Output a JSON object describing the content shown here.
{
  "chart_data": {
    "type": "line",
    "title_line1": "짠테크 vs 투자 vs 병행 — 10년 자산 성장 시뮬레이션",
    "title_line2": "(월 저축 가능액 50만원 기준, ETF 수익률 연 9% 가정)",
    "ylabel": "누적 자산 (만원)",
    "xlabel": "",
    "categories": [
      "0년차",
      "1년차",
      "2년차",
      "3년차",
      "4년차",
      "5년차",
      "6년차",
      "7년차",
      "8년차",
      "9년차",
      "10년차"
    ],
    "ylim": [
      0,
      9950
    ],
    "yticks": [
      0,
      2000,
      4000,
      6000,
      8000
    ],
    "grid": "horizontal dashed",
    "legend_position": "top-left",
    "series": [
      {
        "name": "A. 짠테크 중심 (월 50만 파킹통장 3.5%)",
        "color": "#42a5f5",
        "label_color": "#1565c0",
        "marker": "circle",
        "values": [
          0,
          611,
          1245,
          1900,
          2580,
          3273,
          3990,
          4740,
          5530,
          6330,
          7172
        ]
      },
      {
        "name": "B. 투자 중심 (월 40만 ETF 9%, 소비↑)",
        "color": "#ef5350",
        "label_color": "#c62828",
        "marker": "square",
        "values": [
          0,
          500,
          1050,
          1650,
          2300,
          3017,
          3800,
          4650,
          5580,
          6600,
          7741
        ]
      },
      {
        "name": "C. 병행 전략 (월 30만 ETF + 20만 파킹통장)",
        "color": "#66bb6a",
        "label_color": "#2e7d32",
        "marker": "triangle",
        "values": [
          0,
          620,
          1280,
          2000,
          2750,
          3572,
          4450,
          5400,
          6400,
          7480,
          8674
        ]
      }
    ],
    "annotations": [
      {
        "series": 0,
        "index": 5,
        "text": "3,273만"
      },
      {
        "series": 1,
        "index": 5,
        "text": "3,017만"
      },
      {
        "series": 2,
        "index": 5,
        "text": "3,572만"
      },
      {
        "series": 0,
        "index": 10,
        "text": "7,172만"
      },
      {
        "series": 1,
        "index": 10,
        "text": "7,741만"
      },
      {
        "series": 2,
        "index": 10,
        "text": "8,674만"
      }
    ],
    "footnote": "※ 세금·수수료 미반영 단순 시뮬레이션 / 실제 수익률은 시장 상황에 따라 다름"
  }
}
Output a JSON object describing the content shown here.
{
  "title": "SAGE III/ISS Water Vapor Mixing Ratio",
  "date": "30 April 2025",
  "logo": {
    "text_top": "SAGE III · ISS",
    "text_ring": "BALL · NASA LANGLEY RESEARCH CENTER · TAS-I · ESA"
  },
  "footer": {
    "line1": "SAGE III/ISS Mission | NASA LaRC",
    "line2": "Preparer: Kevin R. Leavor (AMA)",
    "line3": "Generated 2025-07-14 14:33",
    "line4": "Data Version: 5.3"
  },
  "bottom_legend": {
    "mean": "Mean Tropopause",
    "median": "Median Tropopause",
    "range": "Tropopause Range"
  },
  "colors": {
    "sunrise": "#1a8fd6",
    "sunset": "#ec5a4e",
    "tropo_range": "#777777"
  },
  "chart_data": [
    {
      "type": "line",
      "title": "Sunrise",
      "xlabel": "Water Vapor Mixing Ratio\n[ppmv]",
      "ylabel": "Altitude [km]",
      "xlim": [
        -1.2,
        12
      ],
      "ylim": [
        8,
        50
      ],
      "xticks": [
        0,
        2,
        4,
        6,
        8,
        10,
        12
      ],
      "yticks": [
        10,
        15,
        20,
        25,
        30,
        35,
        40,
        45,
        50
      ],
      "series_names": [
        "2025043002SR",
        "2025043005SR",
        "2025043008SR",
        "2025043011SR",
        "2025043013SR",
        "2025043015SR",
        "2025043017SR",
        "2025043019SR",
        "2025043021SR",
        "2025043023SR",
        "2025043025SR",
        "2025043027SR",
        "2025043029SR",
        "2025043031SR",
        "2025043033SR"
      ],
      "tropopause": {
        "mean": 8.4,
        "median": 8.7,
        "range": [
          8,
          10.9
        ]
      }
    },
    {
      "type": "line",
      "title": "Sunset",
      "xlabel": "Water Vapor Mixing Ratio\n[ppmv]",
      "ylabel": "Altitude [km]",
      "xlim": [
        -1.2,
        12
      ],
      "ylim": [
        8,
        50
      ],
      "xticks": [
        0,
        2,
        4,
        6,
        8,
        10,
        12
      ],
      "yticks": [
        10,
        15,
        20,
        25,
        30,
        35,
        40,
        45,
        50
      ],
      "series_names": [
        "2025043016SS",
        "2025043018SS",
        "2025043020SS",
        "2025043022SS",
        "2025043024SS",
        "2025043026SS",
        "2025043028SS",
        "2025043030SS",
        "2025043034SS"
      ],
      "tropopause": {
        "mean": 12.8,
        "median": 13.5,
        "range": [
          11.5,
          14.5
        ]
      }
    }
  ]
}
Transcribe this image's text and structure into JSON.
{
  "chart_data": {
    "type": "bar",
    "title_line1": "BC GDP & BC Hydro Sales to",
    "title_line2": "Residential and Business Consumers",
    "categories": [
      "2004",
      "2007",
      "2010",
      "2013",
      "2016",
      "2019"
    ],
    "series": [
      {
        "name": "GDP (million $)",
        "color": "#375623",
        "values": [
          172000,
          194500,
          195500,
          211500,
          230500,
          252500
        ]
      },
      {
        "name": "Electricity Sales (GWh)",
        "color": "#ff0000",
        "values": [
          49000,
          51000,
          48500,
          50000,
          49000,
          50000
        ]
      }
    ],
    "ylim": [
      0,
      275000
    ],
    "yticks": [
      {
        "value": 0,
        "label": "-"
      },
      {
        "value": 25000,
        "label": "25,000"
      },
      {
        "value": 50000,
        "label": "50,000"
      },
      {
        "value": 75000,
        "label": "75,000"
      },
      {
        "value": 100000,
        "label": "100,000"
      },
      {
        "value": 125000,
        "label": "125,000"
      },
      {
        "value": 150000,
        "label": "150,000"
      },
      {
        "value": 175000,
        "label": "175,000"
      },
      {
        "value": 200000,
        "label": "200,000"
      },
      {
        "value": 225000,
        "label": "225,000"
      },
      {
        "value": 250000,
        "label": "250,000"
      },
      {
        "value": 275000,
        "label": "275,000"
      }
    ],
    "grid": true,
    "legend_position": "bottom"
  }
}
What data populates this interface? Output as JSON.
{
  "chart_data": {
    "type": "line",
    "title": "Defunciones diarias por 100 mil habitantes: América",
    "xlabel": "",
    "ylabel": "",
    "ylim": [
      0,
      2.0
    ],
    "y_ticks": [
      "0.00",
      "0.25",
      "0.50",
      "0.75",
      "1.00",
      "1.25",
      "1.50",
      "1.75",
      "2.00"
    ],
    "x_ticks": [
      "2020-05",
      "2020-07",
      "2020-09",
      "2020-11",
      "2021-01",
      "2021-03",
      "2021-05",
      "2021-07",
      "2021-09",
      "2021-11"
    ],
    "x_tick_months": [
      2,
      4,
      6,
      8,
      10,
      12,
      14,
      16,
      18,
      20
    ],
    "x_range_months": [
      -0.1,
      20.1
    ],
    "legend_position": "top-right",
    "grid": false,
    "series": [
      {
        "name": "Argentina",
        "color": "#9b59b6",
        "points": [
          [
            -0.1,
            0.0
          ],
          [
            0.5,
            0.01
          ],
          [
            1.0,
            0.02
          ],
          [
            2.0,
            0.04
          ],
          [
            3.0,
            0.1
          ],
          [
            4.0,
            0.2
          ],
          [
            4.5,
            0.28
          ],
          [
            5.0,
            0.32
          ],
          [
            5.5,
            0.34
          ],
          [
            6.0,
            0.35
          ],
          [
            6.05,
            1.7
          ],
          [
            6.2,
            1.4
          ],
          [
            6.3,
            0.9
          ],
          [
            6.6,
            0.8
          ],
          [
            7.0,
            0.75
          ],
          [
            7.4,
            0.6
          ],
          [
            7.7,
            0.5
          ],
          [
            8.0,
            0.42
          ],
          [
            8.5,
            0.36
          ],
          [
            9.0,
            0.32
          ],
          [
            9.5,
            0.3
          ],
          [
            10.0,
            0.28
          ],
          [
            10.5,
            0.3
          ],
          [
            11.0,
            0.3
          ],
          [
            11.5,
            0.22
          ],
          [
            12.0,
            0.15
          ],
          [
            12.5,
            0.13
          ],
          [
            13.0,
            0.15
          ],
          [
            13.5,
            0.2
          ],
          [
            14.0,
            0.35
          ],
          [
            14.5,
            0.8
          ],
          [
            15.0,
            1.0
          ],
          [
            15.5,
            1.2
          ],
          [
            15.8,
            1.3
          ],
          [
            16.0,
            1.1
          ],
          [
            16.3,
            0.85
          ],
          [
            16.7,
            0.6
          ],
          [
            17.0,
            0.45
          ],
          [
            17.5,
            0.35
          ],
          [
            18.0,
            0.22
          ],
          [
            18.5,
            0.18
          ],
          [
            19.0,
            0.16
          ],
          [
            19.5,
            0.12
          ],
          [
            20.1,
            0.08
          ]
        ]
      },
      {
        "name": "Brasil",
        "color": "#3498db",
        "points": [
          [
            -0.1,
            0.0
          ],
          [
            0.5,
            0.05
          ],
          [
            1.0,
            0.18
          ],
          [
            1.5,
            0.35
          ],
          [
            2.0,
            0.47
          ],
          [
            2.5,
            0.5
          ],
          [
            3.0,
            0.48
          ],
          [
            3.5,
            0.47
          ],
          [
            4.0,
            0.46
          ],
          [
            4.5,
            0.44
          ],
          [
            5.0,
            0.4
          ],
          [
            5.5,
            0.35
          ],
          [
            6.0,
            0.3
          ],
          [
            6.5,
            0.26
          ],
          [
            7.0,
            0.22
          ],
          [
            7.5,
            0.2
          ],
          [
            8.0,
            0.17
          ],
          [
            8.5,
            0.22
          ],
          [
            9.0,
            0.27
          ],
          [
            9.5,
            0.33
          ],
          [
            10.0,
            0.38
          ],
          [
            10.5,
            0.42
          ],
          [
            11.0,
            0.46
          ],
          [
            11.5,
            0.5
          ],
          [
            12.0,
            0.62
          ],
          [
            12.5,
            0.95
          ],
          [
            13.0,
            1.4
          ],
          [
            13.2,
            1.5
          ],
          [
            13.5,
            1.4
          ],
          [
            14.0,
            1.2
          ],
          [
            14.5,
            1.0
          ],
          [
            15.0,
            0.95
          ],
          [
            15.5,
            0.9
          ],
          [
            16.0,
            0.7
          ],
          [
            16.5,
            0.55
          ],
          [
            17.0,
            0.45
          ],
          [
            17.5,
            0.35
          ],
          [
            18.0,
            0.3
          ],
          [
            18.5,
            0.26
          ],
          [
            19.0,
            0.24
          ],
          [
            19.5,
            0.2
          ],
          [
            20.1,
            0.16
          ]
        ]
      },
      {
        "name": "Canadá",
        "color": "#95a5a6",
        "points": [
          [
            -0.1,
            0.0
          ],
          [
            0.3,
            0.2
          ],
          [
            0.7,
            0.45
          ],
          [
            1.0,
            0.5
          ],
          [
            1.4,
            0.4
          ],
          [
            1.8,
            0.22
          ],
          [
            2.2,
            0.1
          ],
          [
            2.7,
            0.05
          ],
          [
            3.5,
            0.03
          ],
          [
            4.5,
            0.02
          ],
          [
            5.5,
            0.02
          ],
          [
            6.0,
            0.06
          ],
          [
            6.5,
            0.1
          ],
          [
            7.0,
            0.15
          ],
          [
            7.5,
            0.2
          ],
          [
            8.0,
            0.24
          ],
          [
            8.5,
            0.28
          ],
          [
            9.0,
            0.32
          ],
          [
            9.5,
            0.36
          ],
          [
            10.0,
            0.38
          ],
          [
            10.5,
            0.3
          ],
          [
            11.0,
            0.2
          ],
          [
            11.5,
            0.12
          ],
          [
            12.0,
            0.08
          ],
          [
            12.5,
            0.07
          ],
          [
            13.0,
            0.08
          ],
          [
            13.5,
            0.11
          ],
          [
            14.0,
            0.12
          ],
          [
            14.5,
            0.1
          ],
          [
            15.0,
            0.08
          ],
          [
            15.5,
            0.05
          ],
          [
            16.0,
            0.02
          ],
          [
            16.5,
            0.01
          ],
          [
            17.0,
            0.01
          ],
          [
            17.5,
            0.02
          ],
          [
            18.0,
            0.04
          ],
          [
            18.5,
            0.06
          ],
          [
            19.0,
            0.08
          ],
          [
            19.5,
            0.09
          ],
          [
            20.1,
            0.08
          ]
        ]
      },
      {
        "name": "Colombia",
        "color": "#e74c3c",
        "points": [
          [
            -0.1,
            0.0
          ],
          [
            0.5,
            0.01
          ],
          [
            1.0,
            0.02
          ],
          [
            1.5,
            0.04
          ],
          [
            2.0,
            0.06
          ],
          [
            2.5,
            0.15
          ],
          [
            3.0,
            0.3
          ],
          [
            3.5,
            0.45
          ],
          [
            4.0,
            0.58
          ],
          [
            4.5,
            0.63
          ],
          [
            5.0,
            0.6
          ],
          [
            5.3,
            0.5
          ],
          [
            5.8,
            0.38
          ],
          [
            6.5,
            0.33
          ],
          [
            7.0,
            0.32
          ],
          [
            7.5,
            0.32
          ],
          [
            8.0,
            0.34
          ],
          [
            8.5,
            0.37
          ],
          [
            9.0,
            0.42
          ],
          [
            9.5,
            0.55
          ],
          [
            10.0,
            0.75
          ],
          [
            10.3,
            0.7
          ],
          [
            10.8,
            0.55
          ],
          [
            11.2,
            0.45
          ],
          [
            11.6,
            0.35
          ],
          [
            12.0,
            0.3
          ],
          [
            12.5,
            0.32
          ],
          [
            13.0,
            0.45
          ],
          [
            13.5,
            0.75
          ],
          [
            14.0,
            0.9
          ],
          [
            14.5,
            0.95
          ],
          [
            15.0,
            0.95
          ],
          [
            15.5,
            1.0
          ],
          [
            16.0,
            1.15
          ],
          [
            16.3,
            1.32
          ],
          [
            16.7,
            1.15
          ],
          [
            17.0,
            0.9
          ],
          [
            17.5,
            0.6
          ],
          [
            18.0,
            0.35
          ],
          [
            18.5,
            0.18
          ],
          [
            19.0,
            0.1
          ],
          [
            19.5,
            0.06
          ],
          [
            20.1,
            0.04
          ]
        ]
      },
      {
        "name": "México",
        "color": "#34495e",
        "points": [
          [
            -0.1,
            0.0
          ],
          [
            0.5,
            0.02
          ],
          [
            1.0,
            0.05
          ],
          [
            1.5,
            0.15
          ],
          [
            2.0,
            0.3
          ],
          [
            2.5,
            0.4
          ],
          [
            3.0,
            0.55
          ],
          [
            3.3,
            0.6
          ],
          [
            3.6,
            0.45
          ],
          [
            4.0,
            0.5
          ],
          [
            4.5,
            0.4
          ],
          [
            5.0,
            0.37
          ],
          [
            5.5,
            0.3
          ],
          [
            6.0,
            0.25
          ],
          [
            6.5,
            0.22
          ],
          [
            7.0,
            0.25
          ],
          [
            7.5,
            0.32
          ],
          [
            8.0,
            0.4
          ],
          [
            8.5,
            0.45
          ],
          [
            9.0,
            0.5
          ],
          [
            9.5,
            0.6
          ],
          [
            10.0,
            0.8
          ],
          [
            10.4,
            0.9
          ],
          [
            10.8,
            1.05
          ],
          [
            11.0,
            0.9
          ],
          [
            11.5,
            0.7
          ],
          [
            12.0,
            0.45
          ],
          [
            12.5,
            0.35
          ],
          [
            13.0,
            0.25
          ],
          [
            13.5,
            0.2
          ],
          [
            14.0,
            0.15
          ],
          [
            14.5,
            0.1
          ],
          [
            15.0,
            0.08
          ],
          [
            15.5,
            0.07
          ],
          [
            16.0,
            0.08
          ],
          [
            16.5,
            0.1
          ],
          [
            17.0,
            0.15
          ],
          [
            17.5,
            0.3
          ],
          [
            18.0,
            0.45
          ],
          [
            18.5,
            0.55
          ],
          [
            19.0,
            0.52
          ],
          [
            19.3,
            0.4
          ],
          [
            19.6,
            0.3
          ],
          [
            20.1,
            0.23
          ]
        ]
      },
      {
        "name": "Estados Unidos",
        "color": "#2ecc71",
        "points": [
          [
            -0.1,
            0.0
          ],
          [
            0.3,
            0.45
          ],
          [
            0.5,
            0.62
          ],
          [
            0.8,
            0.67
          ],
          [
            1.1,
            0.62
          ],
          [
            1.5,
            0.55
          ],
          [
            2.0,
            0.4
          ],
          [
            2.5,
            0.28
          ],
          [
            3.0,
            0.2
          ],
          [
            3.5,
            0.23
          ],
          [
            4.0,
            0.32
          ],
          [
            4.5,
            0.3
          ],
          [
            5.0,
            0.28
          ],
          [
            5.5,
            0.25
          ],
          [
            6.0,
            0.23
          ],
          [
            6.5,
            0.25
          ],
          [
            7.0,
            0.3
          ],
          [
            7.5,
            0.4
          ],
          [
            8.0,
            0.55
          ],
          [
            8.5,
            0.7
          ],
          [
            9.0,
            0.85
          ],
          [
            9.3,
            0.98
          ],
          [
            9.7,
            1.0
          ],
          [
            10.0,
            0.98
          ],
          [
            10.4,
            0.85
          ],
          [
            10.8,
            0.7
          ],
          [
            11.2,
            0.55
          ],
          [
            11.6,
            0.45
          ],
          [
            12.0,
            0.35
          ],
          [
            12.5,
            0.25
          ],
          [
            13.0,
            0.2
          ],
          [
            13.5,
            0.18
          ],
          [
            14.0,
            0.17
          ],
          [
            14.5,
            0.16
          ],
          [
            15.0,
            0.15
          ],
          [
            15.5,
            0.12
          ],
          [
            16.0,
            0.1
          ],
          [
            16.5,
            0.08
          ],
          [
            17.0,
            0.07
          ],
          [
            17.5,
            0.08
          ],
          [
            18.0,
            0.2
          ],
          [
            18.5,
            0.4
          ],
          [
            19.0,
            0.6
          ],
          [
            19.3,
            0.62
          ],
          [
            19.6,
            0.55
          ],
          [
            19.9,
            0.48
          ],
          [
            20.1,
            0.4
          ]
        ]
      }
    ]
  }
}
□ □ □ □
**AIM OF THE TASK:** Scan the material above for the string "NASA" and return the lines that hold it.

**SOLVED PROBLEM:**
    "text_ring": "BALL · NASA LANGLEY RESEARCH CENTER · TAS-I · ESA"
    "line1": "SAGE III/ISS Mission | NASA LaRC",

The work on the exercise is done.